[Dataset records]
= = =
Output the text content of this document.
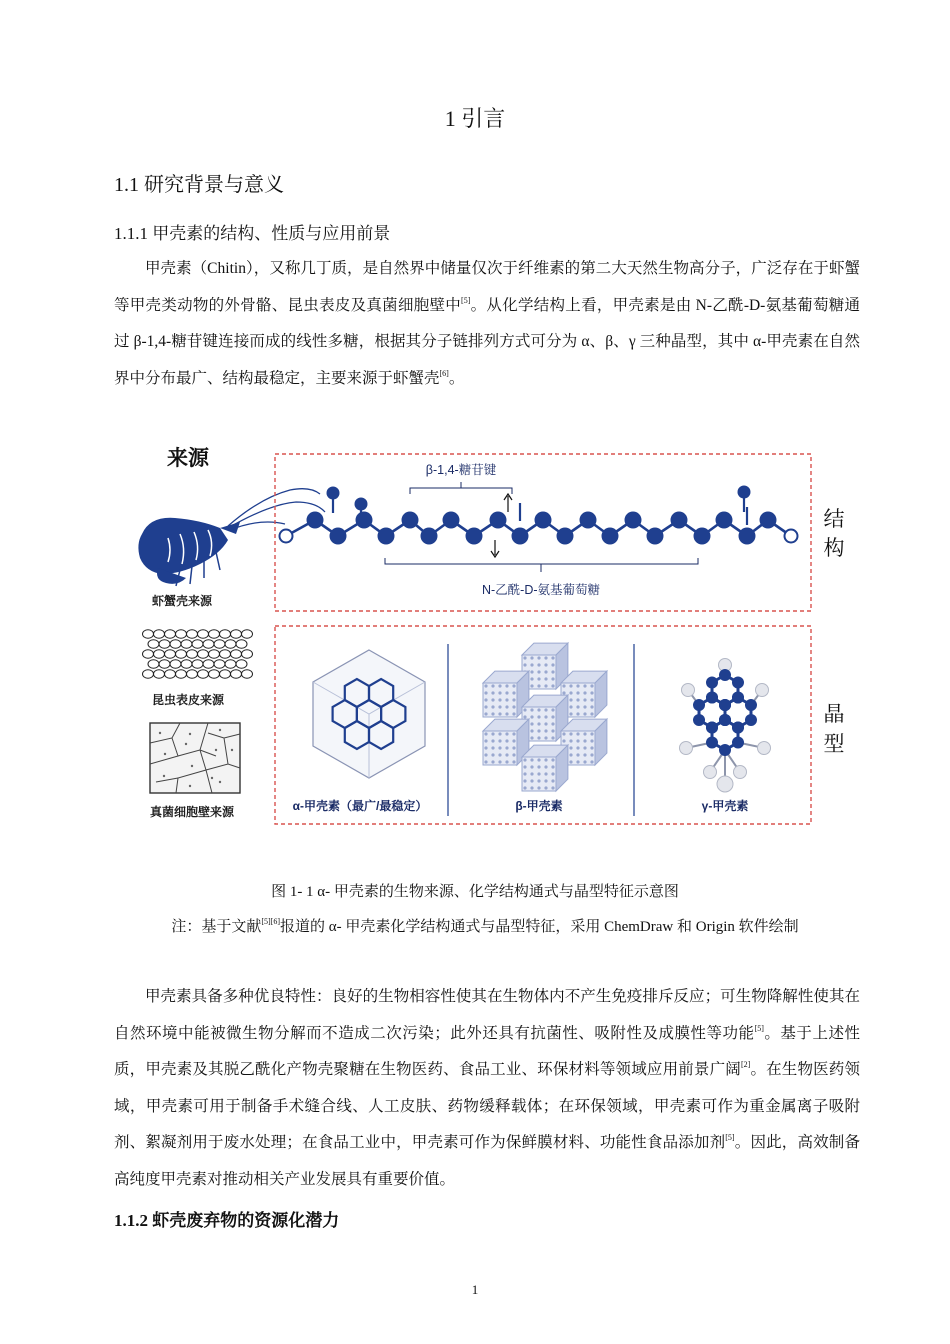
1 引言
1.1 研究背景与意义
1.1.1 甲壳素的结构、性质与应用前景
甲壳素（Chitin），又称几丁质，是自然界中储量仅次于纤维素的第二大天然生物高分子，广泛存在于虾蟹等甲壳类动物的外骨骼、昆虫表皮及真菌细胞壁中[5]。从化学结构上看，甲壳素是由 N-乙酰-D-氨基葡萄糖通过 β-1,4-糖苷键连接而成的线性多糖，根据其分子链排列方式可分为 α、β、γ 三种晶型，其中 α-甲壳素在自然界中分布最广、结构最稳定，主要来源于虾蟹壳[6]。
来源
虾蟹壳来源
昆虫表皮来源
真菌细胞壁来源
β-1,4-糖苷键
N-乙酰-D-氨基葡萄糖
结
构
晶
型
α-甲壳素（最广/最稳定）	β-甲壳素	γ-甲壳素
图 1- 1 α- 甲壳素的生物来源、化学结构通式与晶型特征示意图
注：基于文献[5][6]报道的 α- 甲壳素化学结构通式与晶型特征，采用 ChemDraw 和 Origin 软件绘制
甲壳素具备多种优良特性：良好的生物相容性使其在生物体内不产生免疫排斥反应；可生物降解性使其在自然环境中能被微生物分解而不造成二次污染；此外还具有抗菌性、吸附性及成膜性等功能[5]。基于上述性质，甲壳素及其脱乙酰化产物壳聚糖在生物医药、食品工业、环保材料等领域应用前景广阔[2]。在生物医药领域，甲壳素可用于制备手术缝合线、人工皮肤、药物缓释载体；在环保领域，甲壳素可作为重金属离子吸附剂、絮凝剂用于废水处理；在食品工业中，甲壳素可作为保鲜膜材料、功能性食品添加剂[5]。因此，高效制备高纯度甲壳素对推动相关产业发展具有重要价值。
1.1.2 虾壳废弃物的资源化潜力
1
= = =
Give the data above again in full and unchanged, skipping the pictures.

◆ Expected output ◆
Output the text content of this document.
1 引言
1.1 研究背景与意义
1.1.1 甲壳素的结构、性质与应用前景
甲壳素（Chitin），又称几丁质，是自然界中储量仅次于纤维素的第二大天然生物高分子，广泛存在于虾蟹等甲壳类动物的外骨骼、昆虫表皮及真菌细胞壁中[5]。从化学结构上看，甲壳素是由 N-乙酰-D-氨基葡萄糖通过 β-1,4-糖苷键连接而成的线性多糖，根据其分子链排列方式可分为 α、β、γ 三种晶型，其中 α-甲壳素在自然界中分布最广、结构最稳定，主要来源于虾蟹壳[6]。
来源
虾蟹壳来源
昆虫表皮来源
真菌细胞壁来源
β-1,4-糖苷键
N-乙酰-D-氨基葡萄糖
结
构
晶
型
α-甲壳素（最广/最稳定）	β-甲壳素	γ-甲壳素
图 1- 1 α- 甲壳素的生物来源、化学结构通式与晶型特征示意图
注：基于文献[5][6]报道的 α- 甲壳素化学结构通式与晶型特征，采用 ChemDraw 和 Origin 软件绘制
甲壳素具备多种优良特性：良好的生物相容性使其在生物体内不产生免疫排斥反应；可生物降解性使其在自然环境中能被微生物分解而不造成二次污染；此外还具有抗菌性、吸附性及成膜性等功能[5]。基于上述性质，甲壳素及其脱乙酰化产物壳聚糖在生物医药、食品工业、环保材料等领域应用前景广阔[2]。在生物医药领域，甲壳素可用于制备手术缝合线、人工皮肤、药物缓释载体；在环保领域，甲壳素可作为重金属离子吸附剂、絮凝剂用于废水处理；在食品工业中，甲壳素可作为保鲜膜材料、功能性食品添加剂[5]。因此，高效制备高纯度甲壳素对推动相关产业发展具有重要价值。
1.1.2 虾壳废弃物的资源化潜力
1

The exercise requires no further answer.